[DATASET ROWS]:
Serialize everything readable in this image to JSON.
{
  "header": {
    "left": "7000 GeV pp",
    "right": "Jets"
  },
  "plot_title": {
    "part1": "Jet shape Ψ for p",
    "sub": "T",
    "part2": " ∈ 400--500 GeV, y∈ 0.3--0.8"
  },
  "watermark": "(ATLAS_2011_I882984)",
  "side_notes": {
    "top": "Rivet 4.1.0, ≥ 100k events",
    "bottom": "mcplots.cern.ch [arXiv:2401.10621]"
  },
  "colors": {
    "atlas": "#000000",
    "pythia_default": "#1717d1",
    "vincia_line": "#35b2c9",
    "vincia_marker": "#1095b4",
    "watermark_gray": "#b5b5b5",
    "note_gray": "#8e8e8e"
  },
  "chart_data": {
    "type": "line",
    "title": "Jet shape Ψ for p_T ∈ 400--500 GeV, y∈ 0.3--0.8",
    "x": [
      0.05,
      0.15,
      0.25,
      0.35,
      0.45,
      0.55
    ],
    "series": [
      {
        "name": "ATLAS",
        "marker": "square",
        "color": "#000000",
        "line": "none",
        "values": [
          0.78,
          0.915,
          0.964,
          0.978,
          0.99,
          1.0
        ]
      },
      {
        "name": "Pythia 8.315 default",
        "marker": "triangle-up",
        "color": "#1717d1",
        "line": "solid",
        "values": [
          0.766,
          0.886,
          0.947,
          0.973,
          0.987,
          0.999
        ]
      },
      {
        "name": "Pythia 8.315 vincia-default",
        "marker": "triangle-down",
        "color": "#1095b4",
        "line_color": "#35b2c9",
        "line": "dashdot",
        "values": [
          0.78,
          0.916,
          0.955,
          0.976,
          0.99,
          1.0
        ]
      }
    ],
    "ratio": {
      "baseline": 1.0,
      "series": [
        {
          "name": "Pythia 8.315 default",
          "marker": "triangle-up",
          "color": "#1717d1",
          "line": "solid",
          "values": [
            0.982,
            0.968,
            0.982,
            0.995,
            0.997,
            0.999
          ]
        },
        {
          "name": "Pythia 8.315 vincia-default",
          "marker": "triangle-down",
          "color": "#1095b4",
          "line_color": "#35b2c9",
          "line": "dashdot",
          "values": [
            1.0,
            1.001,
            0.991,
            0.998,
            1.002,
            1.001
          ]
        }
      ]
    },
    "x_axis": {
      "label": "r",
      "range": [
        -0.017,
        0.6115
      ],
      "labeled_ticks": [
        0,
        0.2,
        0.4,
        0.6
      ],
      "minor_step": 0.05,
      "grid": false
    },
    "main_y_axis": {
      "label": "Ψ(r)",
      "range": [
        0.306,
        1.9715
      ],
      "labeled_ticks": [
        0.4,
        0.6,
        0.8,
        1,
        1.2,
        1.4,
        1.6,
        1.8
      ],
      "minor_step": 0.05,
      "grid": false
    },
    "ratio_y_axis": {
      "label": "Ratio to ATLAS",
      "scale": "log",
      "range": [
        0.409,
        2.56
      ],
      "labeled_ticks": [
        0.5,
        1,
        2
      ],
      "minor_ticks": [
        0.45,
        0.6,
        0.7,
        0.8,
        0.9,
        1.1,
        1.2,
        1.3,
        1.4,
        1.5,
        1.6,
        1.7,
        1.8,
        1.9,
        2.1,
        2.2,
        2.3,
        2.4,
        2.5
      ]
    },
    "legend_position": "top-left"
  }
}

[BRIEF]:
Copy the entries above exactly, leaving none out.

[WRITTEN SOLUTION]:
Serialize everything readable in this image to JSON.
{
  "header": {
    "left": "7000 GeV pp",
    "right": "Jets"
  },
  "plot_title": {
    "part1": "Jet shape Ψ for p",
    "sub": "T",
    "part2": " ∈ 400--500 GeV, y∈ 0.3--0.8"
  },
  "watermark": "(ATLAS_2011_I882984)",
  "side_notes": {
    "top": "Rivet 4.1.0, ≥ 100k events",
    "bottom": "mcplots.cern.ch [arXiv:2401.10621]"
  },
  "colors": {
    "atlas": "#000000",
    "pythia_default": "#1717d1",
    "vincia_line": "#35b2c9",
    "vincia_marker": "#1095b4",
    "watermark_gray": "#b5b5b5",
    "note_gray": "#8e8e8e"
  },
  "chart_data": {
    "type": "line",
    "title": "Jet shape Ψ for p_T ∈ 400--500 GeV, y∈ 0.3--0.8",
    "x": [
      0.05,
      0.15,
      0.25,
      0.35,
      0.45,
      0.55
    ],
    "series": [
      {
        "name": "ATLAS",
        "marker": "square",
        "color": "#000000",
        "line": "none",
        "values": [
          0.78,
          0.915,
          0.964,
          0.978,
          0.99,
          1.0
        ]
      },
      {
        "name": "Pythia 8.315 default",
        "marker": "triangle-up",
        "color": "#1717d1",
        "line": "solid",
        "values": [
          0.766,
          0.886,
          0.947,
          0.973,
          0.987,
          0.999
        ]
      },
      {
        "name": "Pythia 8.315 vincia-default",
        "marker": "triangle-down",
        "color": "#1095b4",
        "line_color": "#35b2c9",
        "line": "dashdot",
        "values": [
          0.78,
          0.916,
          0.955,
          0.976,
          0.99,
          1.0
        ]
      }
    ],
    "ratio": {
      "baseline": 1.0,
      "series": [
        {
          "name": "Pythia 8.315 default",
          "marker": "triangle-up",
          "color": "#1717d1",
          "line": "solid",
          "values": [
            0.982,
            0.968,
            0.982,
            0.995,
            0.997,
            0.999
          ]
        },
        {
          "name": "Pythia 8.315 vincia-default",
          "marker": "triangle-down",
          "color": "#1095b4",
          "line_color": "#35b2c9",
          "line": "dashdot",
          "values": [
            1.0,
            1.001,
            0.991,
            0.998,
            1.002,
            1.001
          ]
        }
      ]
    },
    "x_axis": {
      "label": "r",
      "range": [
        -0.017,
        0.6115
      ],
      "labeled_ticks": [
        0,
        0.2,
        0.4,
        0.6
      ],
      "minor_step": 0.05,
      "grid": false
    },
    "main_y_axis": {
      "label": "Ψ(r)",
      "range": [
        0.306,
        1.9715
      ],
      "labeled_ticks": [
        0.4,
        0.6,
        0.8,
        1,
        1.2,
        1.4,
        1.6,
        1.8
      ],
      "minor_step": 0.05,
      "grid": false
    },
    "ratio_y_axis": {
      "label": "Ratio to ATLAS",
      "scale": "log",
      "range": [
        0.409,
        2.56
      ],
      "labeled_ticks": [
        0.5,
        1,
        2
      ],
      "minor_ticks": [
        0.45,
        0.6,
        0.7,
        0.8,
        0.9,
        1.1,
        1.2,
        1.3,
        1.4,
        1.5,
        1.6,
        1.7,
        1.8,
        1.9,
        2.1,
        2.2,
        2.3,
        2.4,
        2.5
      ]
    },
    "legend_position": "top-left"
  }
}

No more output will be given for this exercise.